## Prompt
Each line below should be repeated exactly as it stands.

## Records to use
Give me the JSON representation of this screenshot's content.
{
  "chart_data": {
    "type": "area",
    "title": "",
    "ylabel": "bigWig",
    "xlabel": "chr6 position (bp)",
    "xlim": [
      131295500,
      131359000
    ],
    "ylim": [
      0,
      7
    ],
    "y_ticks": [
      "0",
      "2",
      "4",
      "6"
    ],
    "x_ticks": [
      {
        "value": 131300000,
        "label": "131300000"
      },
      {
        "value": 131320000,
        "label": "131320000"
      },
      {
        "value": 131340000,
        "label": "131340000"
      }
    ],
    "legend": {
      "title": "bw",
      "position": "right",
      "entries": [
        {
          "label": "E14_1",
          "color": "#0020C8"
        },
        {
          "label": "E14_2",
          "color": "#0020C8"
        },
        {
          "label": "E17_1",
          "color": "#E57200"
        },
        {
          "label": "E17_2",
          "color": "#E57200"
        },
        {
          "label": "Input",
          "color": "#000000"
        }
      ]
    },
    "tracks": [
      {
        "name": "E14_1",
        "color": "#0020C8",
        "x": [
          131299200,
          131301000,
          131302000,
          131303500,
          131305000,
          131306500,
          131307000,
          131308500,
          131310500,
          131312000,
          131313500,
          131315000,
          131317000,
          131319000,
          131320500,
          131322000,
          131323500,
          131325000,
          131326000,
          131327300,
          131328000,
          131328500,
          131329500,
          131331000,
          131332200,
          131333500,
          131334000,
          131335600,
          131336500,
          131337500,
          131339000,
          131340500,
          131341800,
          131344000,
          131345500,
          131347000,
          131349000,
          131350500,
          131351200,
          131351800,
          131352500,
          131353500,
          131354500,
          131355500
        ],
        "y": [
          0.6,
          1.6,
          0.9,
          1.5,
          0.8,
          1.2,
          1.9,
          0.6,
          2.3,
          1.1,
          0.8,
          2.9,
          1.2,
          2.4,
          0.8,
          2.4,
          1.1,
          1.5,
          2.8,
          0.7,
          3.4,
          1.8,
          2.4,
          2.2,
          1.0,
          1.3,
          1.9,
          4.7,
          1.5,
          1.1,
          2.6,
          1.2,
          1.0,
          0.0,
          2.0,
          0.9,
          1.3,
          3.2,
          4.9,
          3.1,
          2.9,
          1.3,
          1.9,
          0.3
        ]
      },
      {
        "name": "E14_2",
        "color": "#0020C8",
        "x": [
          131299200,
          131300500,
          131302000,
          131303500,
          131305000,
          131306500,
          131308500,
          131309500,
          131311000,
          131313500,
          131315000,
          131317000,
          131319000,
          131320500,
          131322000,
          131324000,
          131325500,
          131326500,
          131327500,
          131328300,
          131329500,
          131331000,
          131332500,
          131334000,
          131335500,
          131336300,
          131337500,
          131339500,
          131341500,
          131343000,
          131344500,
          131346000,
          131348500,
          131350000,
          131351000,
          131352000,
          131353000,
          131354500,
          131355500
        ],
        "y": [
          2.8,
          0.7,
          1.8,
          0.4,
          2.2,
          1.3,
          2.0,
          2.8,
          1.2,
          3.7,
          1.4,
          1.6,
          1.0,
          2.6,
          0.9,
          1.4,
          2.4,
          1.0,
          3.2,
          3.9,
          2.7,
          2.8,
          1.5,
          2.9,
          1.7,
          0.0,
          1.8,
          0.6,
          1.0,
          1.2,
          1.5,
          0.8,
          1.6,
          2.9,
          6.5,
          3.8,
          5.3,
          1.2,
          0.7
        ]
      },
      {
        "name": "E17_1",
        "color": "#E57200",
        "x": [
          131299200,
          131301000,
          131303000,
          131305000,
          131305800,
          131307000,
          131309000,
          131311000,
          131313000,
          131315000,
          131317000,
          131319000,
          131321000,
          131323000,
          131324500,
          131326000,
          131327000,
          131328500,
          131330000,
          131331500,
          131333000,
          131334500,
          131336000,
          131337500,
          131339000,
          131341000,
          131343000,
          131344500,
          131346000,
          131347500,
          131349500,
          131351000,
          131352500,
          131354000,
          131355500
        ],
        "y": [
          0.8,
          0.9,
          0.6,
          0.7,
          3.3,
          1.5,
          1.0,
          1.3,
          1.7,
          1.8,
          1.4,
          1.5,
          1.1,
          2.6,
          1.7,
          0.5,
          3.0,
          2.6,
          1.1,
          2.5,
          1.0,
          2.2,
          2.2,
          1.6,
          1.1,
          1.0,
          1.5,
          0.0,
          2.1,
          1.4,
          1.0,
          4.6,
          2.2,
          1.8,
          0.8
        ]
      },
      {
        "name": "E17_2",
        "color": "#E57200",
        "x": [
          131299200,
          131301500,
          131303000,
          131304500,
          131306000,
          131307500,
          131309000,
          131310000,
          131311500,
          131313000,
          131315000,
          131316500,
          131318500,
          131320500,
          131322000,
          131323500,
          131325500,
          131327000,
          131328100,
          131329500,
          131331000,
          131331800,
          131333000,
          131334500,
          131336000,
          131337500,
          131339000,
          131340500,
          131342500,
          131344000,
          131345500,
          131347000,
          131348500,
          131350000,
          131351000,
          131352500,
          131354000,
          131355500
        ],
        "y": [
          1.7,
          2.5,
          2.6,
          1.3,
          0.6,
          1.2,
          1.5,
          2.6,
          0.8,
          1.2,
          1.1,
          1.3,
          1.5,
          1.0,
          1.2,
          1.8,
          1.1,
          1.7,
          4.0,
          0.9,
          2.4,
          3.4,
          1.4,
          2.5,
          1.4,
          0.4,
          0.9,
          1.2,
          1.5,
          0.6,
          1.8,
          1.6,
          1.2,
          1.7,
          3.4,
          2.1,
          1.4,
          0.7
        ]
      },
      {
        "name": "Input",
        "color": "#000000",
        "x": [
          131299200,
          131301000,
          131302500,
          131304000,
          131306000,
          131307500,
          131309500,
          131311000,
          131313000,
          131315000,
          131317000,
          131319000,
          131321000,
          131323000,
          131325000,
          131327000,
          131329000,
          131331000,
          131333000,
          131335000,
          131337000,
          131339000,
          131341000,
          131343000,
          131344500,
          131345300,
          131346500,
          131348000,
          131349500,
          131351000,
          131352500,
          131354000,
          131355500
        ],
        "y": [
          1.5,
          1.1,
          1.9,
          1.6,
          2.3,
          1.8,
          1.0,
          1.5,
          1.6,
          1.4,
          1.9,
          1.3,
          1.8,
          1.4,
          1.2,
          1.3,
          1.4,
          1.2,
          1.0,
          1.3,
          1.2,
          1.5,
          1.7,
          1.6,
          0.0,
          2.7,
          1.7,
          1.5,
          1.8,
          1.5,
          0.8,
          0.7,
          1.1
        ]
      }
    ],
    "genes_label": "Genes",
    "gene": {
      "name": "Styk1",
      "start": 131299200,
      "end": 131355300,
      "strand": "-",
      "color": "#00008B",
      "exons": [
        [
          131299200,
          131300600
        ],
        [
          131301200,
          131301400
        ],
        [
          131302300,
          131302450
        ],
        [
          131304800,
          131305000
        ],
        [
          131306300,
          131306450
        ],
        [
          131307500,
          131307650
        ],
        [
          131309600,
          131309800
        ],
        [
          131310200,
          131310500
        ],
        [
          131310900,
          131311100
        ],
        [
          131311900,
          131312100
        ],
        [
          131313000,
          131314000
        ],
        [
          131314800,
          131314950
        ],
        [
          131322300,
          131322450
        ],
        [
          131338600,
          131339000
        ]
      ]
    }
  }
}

## Result of this task
Give me the JSON representation of this screenshot's content.
{
  "chart_data": {
    "type": "area",
    "title": "",
    "ylabel": "bigWig",
    "xlabel": "chr6 position (bp)",
    "xlim": [
      131295500,
      131359000
    ],
    "ylim": [
      0,
      7
    ],
    "y_ticks": [
      "0",
      "2",
      "4",
      "6"
    ],
    "x_ticks": [
      {
        "value": 131300000,
        "label": "131300000"
      },
      {
        "value": 131320000,
        "label": "131320000"
      },
      {
        "value": 131340000,
        "label": "131340000"
      }
    ],
    "legend": {
      "title": "bw",
      "position": "right",
      "entries": [
        {
          "label": "E14_1",
          "color": "#0020C8"
        },
        {
          "label": "E14_2",
          "color": "#0020C8"
        },
        {
          "label": "E17_1",
          "color": "#E57200"
        },
        {
          "label": "E17_2",
          "color": "#E57200"
        },
        {
          "label": "Input",
          "color": "#000000"
        }
      ]
    },
    "tracks": [
      {
        "name": "E14_1",
        "color": "#0020C8",
        "x": [
          131299200,
          131301000,
          131302000,
          131303500,
          131305000,
          131306500,
          131307000,
          131308500,
          131310500,
          131312000,
          131313500,
          131315000,
          131317000,
          131319000,
          131320500,
          131322000,
          131323500,
          131325000,
          131326000,
          131327300,
          131328000,
          131328500,
          131329500,
          131331000,
          131332200,
          131333500,
          131334000,
          131335600,
          131336500,
          131337500,
          131339000,
          131340500,
          131341800,
          131344000,
          131345500,
          131347000,
          131349000,
          131350500,
          131351200,
          131351800,
          131352500,
          131353500,
          131354500,
          131355500
        ],
        "y": [
          0.6,
          1.6,
          0.9,
          1.5,
          0.8,
          1.2,
          1.9,
          0.6,
          2.3,
          1.1,
          0.8,
          2.9,
          1.2,
          2.4,
          0.8,
          2.4,
          1.1,
          1.5,
          2.8,
          0.7,
          3.4,
          1.8,
          2.4,
          2.2,
          1.0,
          1.3,
          1.9,
          4.7,
          1.5,
          1.1,
          2.6,
          1.2,
          1.0,
          0.0,
          2.0,
          0.9,
          1.3,
          3.2,
          4.9,
          3.1,
          2.9,
          1.3,
          1.9,
          0.3
        ]
      },
      {
        "name": "E14_2",
        "color": "#0020C8",
        "x": [
          131299200,
          131300500,
          131302000,
          131303500,
          131305000,
          131306500,
          131308500,
          131309500,
          131311000,
          131313500,
          131315000,
          131317000,
          131319000,
          131320500,
          131322000,
          131324000,
          131325500,
          131326500,
          131327500,
          131328300,
          131329500,
          131331000,
          131332500,
          131334000,
          131335500,
          131336300,
          131337500,
          131339500,
          131341500,
          131343000,
          131344500,
          131346000,
          131348500,
          131350000,
          131351000,
          131352000,
          131353000,
          131354500,
          131355500
        ],
        "y": [
          2.8,
          0.7,
          1.8,
          0.4,
          2.2,
          1.3,
          2.0,
          2.8,
          1.2,
          3.7,
          1.4,
          1.6,
          1.0,
          2.6,
          0.9,
          1.4,
          2.4,
          1.0,
          3.2,
          3.9,
          2.7,
          2.8,
          1.5,
          2.9,
          1.7,
          0.0,
          1.8,
          0.6,
          1.0,
          1.2,
          1.5,
          0.8,
          1.6,
          2.9,
          6.5,
          3.8,
          5.3,
          1.2,
          0.7
        ]
      },
      {
        "name": "E17_1",
        "color": "#E57200",
        "x": [
          131299200,
          131301000,
          131303000,
          131305000,
          131305800,
          131307000,
          131309000,
          131311000,
          131313000,
          131315000,
          131317000,
          131319000,
          131321000,
          131323000,
          131324500,
          131326000,
          131327000,
          131328500,
          131330000,
          131331500,
          131333000,
          131334500,
          131336000,
          131337500,
          131339000,
          131341000,
          131343000,
          131344500,
          131346000,
          131347500,
          131349500,
          131351000,
          131352500,
          131354000,
          131355500
        ],
        "y": [
          0.8,
          0.9,
          0.6,
          0.7,
          3.3,
          1.5,
          1.0,
          1.3,
          1.7,
          1.8,
          1.4,
          1.5,
          1.1,
          2.6,
          1.7,
          0.5,
          3.0,
          2.6,
          1.1,
          2.5,
          1.0,
          2.2,
          2.2,
          1.6,
          1.1,
          1.0,
          1.5,
          0.0,
          2.1,
          1.4,
          1.0,
          4.6,
          2.2,
          1.8,
          0.8
        ]
      },
      {
        "name": "E17_2",
        "color": "#E57200",
        "x": [
          131299200,
          131301500,
          131303000,
          131304500,
          131306000,
          131307500,
          131309000,
          131310000,
          131311500,
          131313000,
          131315000,
          131316500,
          131318500,
          131320500,
          131322000,
          131323500,
          131325500,
          131327000,
          131328100,
          131329500,
          131331000,
          131331800,
          131333000,
          131334500,
          131336000,
          131337500,
          131339000,
          131340500,
          131342500,
          131344000,
          131345500,
          131347000,
          131348500,
          131350000,
          131351000,
          131352500,
          131354000,
          131355500
        ],
        "y": [
          1.7,
          2.5,
          2.6,
          1.3,
          0.6,
          1.2,
          1.5,
          2.6,
          0.8,
          1.2,
          1.1,
          1.3,
          1.5,
          1.0,
          1.2,
          1.8,
          1.1,
          1.7,
          4.0,
          0.9,
          2.4,
          3.4,
          1.4,
          2.5,
          1.4,
          0.4,
          0.9,
          1.2,
          1.5,
          0.6,
          1.8,
          1.6,
          1.2,
          1.7,
          3.4,
          2.1,
          1.4,
          0.7
        ]
      },
      {
        "name": "Input",
        "color": "#000000",
        "x": [
          131299200,
          131301000,
          131302500,
          131304000,
          131306000,
          131307500,
          131309500,
          131311000,
          131313000,
          131315000,
          131317000,
          131319000,
          131321000,
          131323000,
          131325000,
          131327000,
          131329000,
          131331000,
          131333000,
          131335000,
          131337000,
          131339000,
          131341000,
          131343000,
          131344500,
          131345300,
          131346500,
          131348000,
          131349500,
          131351000,
          131352500,
          131354000,
          131355500
        ],
        "y": [
          1.5,
          1.1,
          1.9,
          1.6,
          2.3,
          1.8,
          1.0,
          1.5,
          1.6,
          1.4,
          1.9,
          1.3,
          1.8,
          1.4,
          1.2,
          1.3,
          1.4,
          1.2,
          1.0,
          1.3,
          1.2,
          1.5,
          1.7,
          1.6,
          0.0,
          2.7,
          1.7,
          1.5,
          1.8,
          1.5,
          0.8,
          0.7,
          1.1
        ]
      }
    ],
    "genes_label": "Genes",
    "gene": {
      "name": "Styk1",
      "start": 131299200,
      "end": 131355300,
      "strand": "-",
      "color": "#00008B",
      "exons": [
        [
          131299200,
          131300600
        ],
        [
          131301200,
          131301400
        ],
        [
          131302300,
          131302450
        ],
        [
          131304800,
          131305000
        ],
        [
          131306300,
          131306450
        ],
        [
          131307500,
          131307650
        ],
        [
          131309600,
          131309800
        ],
        [
          131310200,
          131310500
        ],
        [
          131310900,
          131311100
        ],
        [
          131311900,
          131312100
        ],
        [
          131313000,
          131314000
        ],
        [
          131314800,
          131314950
        ],
        [
          131322300,
          131322450
        ],
        [
          131338600,
          131339000
        ]
      ]
    }
  }
}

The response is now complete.